— START —
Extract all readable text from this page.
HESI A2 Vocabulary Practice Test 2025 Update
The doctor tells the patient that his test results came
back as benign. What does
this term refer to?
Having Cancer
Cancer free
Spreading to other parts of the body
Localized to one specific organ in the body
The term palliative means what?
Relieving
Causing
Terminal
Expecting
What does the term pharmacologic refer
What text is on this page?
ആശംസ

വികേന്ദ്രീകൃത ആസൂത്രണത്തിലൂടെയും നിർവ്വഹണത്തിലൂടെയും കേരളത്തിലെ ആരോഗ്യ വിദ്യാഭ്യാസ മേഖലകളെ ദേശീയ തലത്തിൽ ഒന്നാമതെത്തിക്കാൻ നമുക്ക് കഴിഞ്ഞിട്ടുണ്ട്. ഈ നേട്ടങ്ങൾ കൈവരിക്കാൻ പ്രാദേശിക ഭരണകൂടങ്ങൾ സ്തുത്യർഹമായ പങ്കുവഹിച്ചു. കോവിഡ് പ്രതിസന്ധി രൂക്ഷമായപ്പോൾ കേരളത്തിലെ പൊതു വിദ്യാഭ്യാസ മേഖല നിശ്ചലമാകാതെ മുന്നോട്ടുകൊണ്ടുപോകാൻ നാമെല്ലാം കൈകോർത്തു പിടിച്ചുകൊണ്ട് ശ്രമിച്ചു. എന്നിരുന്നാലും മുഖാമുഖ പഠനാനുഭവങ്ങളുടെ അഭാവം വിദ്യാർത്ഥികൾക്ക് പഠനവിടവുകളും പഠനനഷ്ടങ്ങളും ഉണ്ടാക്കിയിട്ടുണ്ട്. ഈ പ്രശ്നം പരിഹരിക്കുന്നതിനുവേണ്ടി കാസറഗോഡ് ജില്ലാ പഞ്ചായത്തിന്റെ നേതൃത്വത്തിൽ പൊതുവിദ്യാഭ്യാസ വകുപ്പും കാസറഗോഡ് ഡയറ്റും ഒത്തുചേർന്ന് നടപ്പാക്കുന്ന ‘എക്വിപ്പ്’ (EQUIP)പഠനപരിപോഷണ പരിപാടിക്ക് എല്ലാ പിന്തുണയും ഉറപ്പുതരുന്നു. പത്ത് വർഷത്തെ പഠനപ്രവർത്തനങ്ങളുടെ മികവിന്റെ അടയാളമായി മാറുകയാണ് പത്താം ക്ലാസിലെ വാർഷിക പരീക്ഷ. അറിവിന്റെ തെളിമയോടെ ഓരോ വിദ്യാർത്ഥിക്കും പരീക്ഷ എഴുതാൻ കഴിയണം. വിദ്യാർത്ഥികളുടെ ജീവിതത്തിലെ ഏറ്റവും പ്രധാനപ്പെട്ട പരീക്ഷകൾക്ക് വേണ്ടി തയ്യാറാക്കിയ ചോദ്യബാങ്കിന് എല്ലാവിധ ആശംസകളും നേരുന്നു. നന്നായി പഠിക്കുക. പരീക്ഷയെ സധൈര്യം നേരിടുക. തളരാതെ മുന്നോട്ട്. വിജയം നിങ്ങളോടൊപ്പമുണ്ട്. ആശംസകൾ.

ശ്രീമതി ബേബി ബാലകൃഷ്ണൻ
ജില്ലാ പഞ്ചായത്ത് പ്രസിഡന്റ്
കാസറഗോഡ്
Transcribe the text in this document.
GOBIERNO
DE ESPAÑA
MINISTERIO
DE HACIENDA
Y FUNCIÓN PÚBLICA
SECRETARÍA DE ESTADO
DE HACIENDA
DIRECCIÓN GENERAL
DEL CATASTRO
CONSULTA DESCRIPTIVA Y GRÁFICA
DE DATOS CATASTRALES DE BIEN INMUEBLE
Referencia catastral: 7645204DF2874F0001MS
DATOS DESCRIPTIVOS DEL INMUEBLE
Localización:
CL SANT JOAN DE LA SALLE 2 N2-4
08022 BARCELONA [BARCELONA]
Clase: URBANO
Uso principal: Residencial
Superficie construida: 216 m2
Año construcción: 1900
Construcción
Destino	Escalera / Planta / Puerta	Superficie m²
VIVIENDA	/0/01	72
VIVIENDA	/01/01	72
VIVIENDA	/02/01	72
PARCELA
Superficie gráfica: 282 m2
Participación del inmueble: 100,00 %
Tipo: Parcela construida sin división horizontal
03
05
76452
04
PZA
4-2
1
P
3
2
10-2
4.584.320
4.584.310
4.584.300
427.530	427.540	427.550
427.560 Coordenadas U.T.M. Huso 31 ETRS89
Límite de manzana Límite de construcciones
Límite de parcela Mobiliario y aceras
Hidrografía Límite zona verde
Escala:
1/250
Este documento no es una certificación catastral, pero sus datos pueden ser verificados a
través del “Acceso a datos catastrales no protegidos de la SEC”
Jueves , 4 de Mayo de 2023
— END —
Quote each line above in full, word for word.

Extract all readable text from this page.
HESI A2 Vocabulary Practice Test 2025 Update
The doctor tells the patient that his test results came
back as benign. What does
this term refer to?
Having Cancer
Cancer free
Spreading to other parts of the body
Localized to one specific organ in the body
The term palliative means what?
Relieving
Causing
Terminal
Expecting
What does the term pharmacologic refer
What text is on this page?
ആശംസ

വികേന്ദ്രീകൃത ആസൂത്രണത്തിലൂടെയും നിർവ്വഹണത്തിലൂടെയും കേരളത്തിലെ ആരോഗ്യ വിദ്യാഭ്യാസ മേഖലകളെ ദേശീയ തലത്തിൽ ഒന്നാമതെത്തിക്കാൻ നമുക്ക് കഴിഞ്ഞിട്ടുണ്ട്. ഈ നേട്ടങ്ങൾ കൈവരിക്കാൻ പ്രാദേശിക ഭരണകൂടങ്ങൾ സ്തുത്യർഹമായ പങ്കുവഹിച്ചു. കോവിഡ് പ്രതിസന്ധി രൂക്ഷമായപ്പോൾ കേരളത്തിലെ പൊതു വിദ്യാഭ്യാസ മേഖല നിശ്ചലമാകാതെ മുന്നോട്ടുകൊണ്ടുപോകാൻ നാമെല്ലാം കൈകോർത്തു പിടിച്ചുകൊണ്ട് ശ്രമിച്ചു. എന്നിരുന്നാലും മുഖാമുഖ പഠനാനുഭവങ്ങളുടെ അഭാവം വിദ്യാർത്ഥികൾക്ക് പഠനവിടവുകളും പഠനനഷ്ടങ്ങളും ഉണ്ടാക്കിയിട്ടുണ്ട്. ഈ പ്രശ്നം പരിഹരിക്കുന്നതിനുവേണ്ടി കാസറഗോഡ് ജില്ലാ പഞ്ചായത്തിന്റെ നേതൃത്വത്തിൽ പൊതുവിദ്യാഭ്യാസ വകുപ്പും കാസറഗോഡ് ഡയറ്റും ഒത്തുചേർന്ന് നടപ്പാക്കുന്ന ‘എക്വിപ്പ്’ (EQUIP)പഠനപരിപോഷണ പരിപാടിക്ക് എല്ലാ പിന്തുണയും ഉറപ്പുതരുന്നു. പത്ത് വർഷത്തെ പഠനപ്രവർത്തനങ്ങളുടെ മികവിന്റെ അടയാളമായി മാറുകയാണ് പത്താം ക്ലാസിലെ വാർഷിക പരീക്ഷ. അറിവിന്റെ തെളിമയോടെ ഓരോ വിദ്യാർത്ഥിക്കും പരീക്ഷ എഴുതാൻ കഴിയണം. വിദ്യാർത്ഥികളുടെ ജീവിതത്തിലെ ഏറ്റവും പ്രധാനപ്പെട്ട പരീക്ഷകൾക്ക് വേണ്ടി തയ്യാറാക്കിയ ചോദ്യബാങ്കിന് എല്ലാവിധ ആശംസകളും നേരുന്നു. നന്നായി പഠിക്കുക. പരീക്ഷയെ സധൈര്യം നേരിടുക. തളരാതെ മുന്നോട്ട്. വിജയം നിങ്ങളോടൊപ്പമുണ്ട്. ആശംസകൾ.

ശ്രീമതി ബേബി ബാലകൃഷ്ണൻ
ജില്ലാ പഞ്ചായത്ത് പ്രസിഡന്റ്
കാസറഗോഡ്
Transcribe the text in this document.
GOBIERNO
DE ESPAÑA
MINISTERIO
DE HACIENDA
Y FUNCIÓN PÚBLICA
SECRETARÍA DE ESTADO
DE HACIENDA
DIRECCIÓN GENERAL
DEL CATASTRO
CONSULTA DESCRIPTIVA Y GRÁFICA
DE DATOS CATASTRALES DE BIEN INMUEBLE
Referencia catastral: 7645204DF2874F0001MS
DATOS DESCRIPTIVOS DEL INMUEBLE
Localización:
CL SANT JOAN DE LA SALLE 2 N2-4
08022 BARCELONA [BARCELONA]
Clase: URBANO
Uso principal: Residencial
Superficie construida: 216 m2
Año construcción: 1900
Construcción
Destino	Escalera / Planta / Puerta	Superficie m²
VIVIENDA	/0/01	72
VIVIENDA	/01/01	72
VIVIENDA	/02/01	72
PARCELA
Superficie gráfica: 282 m2
Participación del inmueble: 100,00 %
Tipo: Parcela construida sin división horizontal
03
05
76452
04
PZA
4-2
1
P
3
2
10-2
4.584.320
4.584.310
4.584.300
427.530	427.540	427.550
427.560 Coordenadas U.T.M. Huso 31 ETRS89
Límite de manzana Límite de construcciones
Límite de parcela Mobiliario y aceras
Hidrografía Límite zona verde
Escala:
1/250
Este documento no es una certificación catastral, pero sus datos pueden ser verificados a
través del “Acceso a datos catastrales no protegidos de la SEC”
Jueves , 4 de Mayo de 2023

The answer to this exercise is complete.